*Data extracted from a collection*:
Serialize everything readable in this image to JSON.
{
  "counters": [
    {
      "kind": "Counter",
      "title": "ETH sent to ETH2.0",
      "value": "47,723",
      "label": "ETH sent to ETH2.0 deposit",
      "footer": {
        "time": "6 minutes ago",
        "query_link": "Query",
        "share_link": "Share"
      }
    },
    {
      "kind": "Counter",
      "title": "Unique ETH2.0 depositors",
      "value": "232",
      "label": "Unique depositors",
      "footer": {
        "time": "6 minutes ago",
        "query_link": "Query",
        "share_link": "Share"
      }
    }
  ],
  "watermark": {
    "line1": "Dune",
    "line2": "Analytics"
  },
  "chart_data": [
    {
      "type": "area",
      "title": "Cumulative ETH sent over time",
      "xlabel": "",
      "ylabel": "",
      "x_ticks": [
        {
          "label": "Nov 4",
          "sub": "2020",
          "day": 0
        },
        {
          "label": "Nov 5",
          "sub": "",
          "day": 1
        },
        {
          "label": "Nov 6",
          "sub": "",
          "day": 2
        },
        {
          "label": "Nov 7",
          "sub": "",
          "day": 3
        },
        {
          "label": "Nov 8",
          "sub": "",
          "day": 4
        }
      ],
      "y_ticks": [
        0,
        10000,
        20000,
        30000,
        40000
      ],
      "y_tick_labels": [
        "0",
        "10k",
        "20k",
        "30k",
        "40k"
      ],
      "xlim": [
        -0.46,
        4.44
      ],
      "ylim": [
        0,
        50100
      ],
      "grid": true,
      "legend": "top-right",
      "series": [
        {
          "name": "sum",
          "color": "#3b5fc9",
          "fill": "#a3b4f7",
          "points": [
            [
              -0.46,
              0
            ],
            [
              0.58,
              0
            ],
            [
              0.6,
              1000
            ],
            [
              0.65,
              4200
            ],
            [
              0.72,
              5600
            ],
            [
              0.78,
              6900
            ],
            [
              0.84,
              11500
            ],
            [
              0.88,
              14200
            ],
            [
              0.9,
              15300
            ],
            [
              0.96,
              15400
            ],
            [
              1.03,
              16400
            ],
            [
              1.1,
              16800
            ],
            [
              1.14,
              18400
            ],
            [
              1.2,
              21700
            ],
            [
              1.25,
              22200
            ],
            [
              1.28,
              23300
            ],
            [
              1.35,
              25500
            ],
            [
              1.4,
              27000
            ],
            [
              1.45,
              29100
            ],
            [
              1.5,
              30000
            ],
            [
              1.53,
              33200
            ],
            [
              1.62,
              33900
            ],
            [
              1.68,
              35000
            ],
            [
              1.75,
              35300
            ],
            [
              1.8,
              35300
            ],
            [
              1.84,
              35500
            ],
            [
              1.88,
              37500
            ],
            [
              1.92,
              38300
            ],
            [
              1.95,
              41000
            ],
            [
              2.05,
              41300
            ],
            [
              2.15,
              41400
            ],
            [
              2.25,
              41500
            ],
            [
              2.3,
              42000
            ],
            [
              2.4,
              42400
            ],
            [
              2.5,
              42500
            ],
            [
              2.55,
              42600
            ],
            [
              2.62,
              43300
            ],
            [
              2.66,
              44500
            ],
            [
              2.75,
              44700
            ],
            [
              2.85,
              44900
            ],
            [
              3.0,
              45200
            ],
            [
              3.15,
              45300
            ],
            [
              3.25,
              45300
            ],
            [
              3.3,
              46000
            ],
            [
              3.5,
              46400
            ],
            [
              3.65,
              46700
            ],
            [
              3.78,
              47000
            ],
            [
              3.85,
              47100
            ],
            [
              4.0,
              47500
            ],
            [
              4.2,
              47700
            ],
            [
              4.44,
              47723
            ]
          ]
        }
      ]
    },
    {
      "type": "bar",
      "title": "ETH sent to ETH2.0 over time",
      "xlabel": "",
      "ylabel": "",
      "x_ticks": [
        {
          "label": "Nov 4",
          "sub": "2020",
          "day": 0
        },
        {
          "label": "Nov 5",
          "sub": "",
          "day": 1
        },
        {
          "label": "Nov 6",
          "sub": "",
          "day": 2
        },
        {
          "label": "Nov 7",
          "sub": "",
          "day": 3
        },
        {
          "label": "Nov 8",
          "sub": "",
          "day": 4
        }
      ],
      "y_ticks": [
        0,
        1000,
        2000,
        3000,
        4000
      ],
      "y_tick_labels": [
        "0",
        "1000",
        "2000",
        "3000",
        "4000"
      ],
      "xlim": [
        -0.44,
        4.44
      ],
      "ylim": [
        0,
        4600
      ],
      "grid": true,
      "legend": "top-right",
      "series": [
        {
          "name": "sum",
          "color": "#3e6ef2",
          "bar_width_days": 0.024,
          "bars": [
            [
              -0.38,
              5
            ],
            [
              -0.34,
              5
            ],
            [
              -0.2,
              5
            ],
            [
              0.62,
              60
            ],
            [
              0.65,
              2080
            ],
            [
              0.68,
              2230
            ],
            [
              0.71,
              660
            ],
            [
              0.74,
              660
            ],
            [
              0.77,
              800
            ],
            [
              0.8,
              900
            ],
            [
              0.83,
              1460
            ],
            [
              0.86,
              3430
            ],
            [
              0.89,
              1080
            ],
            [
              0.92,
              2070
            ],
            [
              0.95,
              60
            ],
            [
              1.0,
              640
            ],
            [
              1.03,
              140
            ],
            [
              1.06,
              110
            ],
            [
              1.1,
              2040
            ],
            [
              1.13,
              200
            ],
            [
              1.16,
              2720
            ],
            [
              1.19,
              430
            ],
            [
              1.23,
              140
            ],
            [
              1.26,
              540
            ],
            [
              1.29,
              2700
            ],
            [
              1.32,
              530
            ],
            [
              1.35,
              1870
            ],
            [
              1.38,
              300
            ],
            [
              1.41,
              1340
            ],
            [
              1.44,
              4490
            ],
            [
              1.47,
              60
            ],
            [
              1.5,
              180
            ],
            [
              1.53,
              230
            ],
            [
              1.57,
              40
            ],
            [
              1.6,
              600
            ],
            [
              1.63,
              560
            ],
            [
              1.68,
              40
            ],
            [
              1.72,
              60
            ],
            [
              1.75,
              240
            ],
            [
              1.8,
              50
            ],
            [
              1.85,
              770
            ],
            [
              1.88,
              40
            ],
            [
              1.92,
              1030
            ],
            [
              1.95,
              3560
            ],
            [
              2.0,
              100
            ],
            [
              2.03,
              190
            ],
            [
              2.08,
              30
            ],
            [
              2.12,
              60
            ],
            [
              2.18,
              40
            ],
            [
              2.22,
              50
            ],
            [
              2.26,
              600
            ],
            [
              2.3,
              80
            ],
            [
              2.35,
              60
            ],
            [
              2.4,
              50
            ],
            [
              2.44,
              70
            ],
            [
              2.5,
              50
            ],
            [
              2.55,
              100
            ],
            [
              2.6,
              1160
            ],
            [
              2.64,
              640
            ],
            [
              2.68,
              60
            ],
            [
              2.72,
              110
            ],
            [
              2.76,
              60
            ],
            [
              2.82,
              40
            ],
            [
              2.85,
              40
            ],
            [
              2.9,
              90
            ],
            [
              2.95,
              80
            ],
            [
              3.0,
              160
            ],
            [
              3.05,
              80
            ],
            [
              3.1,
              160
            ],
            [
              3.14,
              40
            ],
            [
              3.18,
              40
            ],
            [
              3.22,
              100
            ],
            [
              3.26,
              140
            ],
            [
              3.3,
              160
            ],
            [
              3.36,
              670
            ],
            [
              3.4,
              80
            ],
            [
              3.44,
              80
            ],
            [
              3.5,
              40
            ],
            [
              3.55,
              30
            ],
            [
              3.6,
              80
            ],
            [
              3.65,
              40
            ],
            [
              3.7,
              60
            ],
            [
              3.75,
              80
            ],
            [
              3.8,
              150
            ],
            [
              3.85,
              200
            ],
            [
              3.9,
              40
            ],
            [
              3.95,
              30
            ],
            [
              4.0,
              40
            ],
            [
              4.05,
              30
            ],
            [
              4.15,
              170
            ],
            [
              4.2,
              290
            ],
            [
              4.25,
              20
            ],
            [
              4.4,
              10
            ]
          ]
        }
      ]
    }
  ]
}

*Short exercise*: Copy out each line of the data where the string "depositors" appears.

*Exercise response*:
      "title": "Unique ETH2.0 depositors",
      "label": "Unique depositors",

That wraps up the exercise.